> **Problem statement**
Look through the listing for the word "公园城市建设". Copy each line that has it.

[START Working data]

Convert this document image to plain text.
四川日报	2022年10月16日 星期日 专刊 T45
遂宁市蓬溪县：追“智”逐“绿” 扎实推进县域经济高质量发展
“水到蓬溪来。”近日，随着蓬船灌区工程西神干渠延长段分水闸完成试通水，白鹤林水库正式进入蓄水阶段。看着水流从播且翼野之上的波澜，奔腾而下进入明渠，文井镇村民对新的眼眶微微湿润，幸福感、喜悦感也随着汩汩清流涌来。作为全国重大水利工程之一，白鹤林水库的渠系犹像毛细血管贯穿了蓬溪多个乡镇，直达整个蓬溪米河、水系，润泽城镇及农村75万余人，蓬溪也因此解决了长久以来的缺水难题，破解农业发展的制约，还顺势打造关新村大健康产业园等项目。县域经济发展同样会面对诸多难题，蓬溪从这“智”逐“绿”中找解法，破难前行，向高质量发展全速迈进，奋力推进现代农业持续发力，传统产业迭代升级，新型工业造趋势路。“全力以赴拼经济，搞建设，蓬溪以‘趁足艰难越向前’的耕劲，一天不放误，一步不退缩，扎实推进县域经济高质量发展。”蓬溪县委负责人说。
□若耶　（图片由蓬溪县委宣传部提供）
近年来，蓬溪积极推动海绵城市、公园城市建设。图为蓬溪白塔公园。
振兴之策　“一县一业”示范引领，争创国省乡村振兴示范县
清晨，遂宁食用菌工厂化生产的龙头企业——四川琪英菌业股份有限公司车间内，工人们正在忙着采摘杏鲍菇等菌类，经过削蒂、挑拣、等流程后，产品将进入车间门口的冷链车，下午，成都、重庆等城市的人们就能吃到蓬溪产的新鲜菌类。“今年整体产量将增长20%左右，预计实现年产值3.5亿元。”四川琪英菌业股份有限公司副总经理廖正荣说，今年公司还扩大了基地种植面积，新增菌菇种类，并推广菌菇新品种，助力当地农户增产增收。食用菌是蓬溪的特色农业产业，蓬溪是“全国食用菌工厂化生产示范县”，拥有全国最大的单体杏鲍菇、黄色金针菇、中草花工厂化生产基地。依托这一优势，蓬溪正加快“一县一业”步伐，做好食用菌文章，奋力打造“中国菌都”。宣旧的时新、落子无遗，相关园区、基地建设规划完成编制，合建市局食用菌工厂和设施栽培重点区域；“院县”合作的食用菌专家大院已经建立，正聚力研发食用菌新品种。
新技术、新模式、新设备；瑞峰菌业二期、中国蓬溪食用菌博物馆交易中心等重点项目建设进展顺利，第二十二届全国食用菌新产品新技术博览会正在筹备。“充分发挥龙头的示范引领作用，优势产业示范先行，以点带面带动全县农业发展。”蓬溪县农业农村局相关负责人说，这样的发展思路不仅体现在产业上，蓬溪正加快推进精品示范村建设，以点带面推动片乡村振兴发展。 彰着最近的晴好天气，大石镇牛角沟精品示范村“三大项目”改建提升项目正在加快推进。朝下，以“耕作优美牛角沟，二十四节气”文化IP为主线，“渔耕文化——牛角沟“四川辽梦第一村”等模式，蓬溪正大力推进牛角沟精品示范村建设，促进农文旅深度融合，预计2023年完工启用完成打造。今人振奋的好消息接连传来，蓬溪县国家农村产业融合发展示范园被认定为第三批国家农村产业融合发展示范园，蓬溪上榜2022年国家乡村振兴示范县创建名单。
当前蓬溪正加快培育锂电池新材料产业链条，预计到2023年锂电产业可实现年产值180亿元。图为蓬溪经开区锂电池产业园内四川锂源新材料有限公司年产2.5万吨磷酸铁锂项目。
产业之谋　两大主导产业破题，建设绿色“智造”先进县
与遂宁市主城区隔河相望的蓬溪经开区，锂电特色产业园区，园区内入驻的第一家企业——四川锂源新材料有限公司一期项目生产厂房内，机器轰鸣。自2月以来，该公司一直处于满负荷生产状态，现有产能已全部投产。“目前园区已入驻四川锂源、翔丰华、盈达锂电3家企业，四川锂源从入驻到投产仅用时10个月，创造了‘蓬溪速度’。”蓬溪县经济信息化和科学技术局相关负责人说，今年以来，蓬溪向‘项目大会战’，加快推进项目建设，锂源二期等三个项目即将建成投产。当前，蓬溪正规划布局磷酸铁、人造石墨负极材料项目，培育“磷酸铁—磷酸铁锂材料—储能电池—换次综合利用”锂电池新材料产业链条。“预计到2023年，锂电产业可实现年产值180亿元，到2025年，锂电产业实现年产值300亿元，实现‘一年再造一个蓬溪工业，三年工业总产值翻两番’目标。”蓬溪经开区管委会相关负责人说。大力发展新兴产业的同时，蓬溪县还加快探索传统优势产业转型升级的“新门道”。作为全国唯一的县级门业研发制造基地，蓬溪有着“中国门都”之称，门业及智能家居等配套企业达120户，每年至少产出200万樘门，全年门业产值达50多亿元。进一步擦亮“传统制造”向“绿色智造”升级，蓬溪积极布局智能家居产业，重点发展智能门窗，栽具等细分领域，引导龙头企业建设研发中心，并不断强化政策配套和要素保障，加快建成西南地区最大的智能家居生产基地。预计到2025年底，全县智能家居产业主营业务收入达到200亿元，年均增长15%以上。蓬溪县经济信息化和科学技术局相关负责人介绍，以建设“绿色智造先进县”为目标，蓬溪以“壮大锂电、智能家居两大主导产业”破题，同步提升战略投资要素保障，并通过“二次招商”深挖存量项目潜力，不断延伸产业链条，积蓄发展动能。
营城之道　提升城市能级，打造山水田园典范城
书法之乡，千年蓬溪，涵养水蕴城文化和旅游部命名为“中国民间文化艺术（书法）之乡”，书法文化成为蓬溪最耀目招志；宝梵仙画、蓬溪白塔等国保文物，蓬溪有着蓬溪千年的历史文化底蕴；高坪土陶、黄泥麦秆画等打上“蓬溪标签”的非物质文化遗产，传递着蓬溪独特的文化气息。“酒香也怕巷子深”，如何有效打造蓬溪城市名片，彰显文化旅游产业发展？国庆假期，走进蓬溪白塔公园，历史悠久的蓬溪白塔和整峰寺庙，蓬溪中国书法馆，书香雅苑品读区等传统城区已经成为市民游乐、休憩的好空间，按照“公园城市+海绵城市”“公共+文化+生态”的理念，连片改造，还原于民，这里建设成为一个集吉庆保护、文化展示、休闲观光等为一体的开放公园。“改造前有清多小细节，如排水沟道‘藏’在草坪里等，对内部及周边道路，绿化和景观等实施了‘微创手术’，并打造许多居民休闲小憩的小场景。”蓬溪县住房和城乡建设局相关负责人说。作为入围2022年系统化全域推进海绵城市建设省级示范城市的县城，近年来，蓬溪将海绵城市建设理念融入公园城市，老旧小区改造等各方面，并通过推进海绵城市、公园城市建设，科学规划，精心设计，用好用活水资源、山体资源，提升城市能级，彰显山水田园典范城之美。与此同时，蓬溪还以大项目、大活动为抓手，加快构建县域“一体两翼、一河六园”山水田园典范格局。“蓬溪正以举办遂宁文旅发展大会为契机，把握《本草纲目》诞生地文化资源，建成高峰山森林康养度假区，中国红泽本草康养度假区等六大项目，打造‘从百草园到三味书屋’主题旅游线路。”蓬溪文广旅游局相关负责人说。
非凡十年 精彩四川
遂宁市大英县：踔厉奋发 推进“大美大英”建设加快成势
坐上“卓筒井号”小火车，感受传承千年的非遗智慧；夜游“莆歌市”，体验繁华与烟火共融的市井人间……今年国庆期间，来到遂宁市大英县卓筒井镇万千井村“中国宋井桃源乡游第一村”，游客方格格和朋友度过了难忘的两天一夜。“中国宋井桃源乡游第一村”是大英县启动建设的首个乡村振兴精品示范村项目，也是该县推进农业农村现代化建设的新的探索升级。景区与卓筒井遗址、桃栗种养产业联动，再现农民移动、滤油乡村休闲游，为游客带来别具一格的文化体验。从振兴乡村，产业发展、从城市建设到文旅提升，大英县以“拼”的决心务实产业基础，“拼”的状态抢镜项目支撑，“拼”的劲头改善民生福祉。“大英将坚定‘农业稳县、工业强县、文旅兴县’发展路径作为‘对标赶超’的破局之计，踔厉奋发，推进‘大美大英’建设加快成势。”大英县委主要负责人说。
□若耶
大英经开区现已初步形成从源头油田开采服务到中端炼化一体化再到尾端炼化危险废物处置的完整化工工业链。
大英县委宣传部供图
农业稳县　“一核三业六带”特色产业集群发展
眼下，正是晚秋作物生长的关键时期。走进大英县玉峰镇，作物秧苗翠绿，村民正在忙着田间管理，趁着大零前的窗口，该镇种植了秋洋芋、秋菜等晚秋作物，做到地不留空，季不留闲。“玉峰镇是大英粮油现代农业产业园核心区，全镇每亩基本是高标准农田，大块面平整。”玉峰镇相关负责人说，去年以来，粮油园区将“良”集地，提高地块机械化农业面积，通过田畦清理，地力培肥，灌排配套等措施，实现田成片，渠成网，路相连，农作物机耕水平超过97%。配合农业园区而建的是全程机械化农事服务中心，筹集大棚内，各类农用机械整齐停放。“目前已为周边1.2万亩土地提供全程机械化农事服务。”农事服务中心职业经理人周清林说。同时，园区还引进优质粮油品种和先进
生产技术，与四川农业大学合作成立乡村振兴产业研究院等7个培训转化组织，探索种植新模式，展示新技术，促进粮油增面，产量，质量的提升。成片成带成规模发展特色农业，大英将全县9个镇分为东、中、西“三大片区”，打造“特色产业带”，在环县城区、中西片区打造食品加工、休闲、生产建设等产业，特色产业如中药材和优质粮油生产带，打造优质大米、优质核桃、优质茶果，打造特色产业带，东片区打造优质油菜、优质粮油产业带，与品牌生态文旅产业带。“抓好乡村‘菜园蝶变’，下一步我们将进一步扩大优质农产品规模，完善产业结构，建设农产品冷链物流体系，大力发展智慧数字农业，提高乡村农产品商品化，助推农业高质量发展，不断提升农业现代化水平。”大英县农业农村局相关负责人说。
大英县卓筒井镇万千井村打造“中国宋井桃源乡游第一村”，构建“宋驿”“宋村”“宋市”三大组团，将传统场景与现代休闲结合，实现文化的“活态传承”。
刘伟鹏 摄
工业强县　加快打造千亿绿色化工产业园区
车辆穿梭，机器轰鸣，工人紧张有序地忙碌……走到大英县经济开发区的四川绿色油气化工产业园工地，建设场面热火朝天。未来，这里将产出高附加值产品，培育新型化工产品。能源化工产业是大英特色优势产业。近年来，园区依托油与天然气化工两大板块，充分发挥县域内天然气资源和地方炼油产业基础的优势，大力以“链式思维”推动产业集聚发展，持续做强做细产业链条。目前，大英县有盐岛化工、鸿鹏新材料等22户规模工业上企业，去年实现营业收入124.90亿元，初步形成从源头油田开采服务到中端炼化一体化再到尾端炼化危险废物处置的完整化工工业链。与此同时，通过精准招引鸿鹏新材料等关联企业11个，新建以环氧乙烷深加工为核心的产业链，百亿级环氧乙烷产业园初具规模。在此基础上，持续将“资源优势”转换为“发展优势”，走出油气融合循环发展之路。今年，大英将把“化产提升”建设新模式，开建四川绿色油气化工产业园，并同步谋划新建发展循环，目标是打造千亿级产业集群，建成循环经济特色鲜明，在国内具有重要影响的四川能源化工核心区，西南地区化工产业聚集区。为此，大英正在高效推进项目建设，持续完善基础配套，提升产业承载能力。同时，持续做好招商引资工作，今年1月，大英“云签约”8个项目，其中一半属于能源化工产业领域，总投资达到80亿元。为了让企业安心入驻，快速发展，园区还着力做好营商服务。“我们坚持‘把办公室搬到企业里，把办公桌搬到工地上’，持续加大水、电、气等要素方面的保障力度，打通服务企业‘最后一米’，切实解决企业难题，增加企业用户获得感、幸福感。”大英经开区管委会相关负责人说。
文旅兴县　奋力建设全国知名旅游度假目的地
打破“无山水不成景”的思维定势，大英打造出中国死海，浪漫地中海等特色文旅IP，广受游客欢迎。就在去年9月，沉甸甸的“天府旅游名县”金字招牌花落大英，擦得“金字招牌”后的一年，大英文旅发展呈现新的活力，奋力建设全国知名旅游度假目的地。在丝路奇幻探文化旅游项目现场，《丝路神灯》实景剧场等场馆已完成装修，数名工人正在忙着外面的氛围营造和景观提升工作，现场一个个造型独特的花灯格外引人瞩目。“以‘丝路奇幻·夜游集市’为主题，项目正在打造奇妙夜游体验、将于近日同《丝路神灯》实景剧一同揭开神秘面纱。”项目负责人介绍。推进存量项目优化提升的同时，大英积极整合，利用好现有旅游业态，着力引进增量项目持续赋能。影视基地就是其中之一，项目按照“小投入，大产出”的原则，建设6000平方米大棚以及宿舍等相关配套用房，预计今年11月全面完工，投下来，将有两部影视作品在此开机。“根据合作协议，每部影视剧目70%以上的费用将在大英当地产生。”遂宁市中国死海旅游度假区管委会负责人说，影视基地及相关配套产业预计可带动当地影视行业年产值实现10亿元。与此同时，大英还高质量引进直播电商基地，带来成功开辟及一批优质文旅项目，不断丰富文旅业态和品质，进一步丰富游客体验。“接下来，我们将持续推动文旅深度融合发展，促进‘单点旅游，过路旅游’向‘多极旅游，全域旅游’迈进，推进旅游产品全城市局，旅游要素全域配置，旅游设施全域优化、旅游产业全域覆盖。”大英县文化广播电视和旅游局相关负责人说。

[END Working data]

> **Answer to the task**
近年来，蓬溪积极推动海绵城市、公园城市建设。图为蓬溪白塔公园。
书法之乡，千年蓬溪，涵养水蕴城文化和旅游部命名为“中国民间文化艺术（书法）之乡”，书法文化成为蓬溪最耀目招志；宝梵仙画、蓬溪白塔等国保文物，蓬溪有着蓬溪千年的历史文化底蕴；高坪土陶、黄泥麦秆画等打上“蓬溪标签”的非物质文化遗产，传递着蓬溪独特的文化气息。“酒香也怕巷子深”，如何有效打造蓬溪城市名片，彰显文化旅游产业发展？国庆假期，走进蓬溪白塔公园，历史悠久的蓬溪白塔和整峰寺庙，蓬溪中国书法馆，书香雅苑品读区等传统城区已经成为市民游乐、休憩的好空间，按照“公园城市+海绵城市”“公共+文化+生态”的理念，连片改造，还原于民，这里建设成为一个集吉庆保护、文化展示、休闲观光等为一体的开放公园。“改造前有清多小细节，如排水沟道‘藏’在草坪里等，对内部及周边道路，绿化和景观等实施了‘微创手术’，并打造许多居民休闲小憩的小场景。”蓬溪县住房和城乡建设局相关负责人说。作为入围2022年系统化全域推进海绵城市建设省级示范城市的县城，近年来，蓬溪将海绵城市建设理念融入公园城市，老旧小区改造等各方面，并通过推进海绵城市、公园城市建设，科学规划，精心设计，用好用活水资源、山体资源，提升城市能级，彰显山水田园典范城之美。与此同时，蓬溪还以大项目、大活动为抓手，加快构建县域“一体两翼、一河六园”山水田园典范格局。“蓬溪正以举办遂宁文旅发展大会为契机，把握《本草纲目》诞生地文化资源，建成高峰山森林康养度假区，中国红泽本草康养度假区等六大项目，打造‘从百草园到三味书屋’主题旅游线路。”蓬溪文广旅游局相关负责人说。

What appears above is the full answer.